### Records shown
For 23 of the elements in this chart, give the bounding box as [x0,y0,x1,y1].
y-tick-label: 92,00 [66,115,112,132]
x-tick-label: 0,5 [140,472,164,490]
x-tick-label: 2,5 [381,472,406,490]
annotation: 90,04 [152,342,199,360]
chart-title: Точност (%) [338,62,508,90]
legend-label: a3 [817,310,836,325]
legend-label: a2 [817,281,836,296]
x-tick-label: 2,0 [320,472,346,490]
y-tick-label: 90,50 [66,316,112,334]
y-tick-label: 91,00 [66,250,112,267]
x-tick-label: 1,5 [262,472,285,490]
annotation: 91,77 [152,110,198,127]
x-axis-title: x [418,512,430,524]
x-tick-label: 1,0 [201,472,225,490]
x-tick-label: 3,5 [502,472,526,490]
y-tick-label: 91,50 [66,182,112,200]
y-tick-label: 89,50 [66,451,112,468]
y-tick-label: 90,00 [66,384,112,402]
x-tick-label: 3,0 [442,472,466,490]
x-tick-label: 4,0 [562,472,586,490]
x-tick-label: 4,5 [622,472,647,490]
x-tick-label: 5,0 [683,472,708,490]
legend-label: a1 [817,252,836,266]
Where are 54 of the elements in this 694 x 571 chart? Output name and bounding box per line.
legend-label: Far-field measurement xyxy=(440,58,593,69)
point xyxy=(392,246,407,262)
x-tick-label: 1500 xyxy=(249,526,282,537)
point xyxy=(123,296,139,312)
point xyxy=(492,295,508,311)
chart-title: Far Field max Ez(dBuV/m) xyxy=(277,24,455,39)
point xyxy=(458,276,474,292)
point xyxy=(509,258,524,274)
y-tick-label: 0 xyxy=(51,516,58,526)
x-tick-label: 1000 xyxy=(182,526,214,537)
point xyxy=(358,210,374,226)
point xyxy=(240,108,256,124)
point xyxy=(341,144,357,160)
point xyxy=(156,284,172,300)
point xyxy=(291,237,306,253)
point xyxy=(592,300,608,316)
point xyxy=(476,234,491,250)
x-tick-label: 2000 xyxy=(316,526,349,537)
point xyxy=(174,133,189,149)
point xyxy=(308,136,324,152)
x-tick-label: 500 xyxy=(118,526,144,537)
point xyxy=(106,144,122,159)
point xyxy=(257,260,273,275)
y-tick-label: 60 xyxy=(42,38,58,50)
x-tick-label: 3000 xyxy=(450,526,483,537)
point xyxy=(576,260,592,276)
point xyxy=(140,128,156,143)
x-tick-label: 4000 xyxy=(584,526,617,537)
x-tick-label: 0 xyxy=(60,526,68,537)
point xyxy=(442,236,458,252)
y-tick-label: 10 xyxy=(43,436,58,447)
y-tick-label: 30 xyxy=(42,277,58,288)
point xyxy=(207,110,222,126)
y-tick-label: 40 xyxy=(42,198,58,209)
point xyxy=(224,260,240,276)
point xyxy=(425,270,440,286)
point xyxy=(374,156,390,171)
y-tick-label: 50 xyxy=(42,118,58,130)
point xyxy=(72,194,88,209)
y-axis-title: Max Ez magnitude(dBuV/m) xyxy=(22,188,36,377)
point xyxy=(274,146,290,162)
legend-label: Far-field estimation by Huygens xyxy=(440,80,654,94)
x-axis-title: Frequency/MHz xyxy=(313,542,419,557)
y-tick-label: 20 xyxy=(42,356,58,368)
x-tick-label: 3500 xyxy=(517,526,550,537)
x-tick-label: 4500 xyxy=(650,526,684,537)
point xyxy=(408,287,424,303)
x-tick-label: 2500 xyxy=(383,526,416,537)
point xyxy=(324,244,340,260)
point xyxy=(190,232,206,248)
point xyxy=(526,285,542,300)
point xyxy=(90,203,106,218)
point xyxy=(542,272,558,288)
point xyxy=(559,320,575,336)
######
*Written exercise:* Show each line of the rows above that contains the word "elements", with case counting.

*Full solution:*
For 23 of the elements in this chart, give the bounding box as [x0,y0,x1,y1].
Where are 54 of the elements in this 694 x 571 chart? Output name and bounding box per line.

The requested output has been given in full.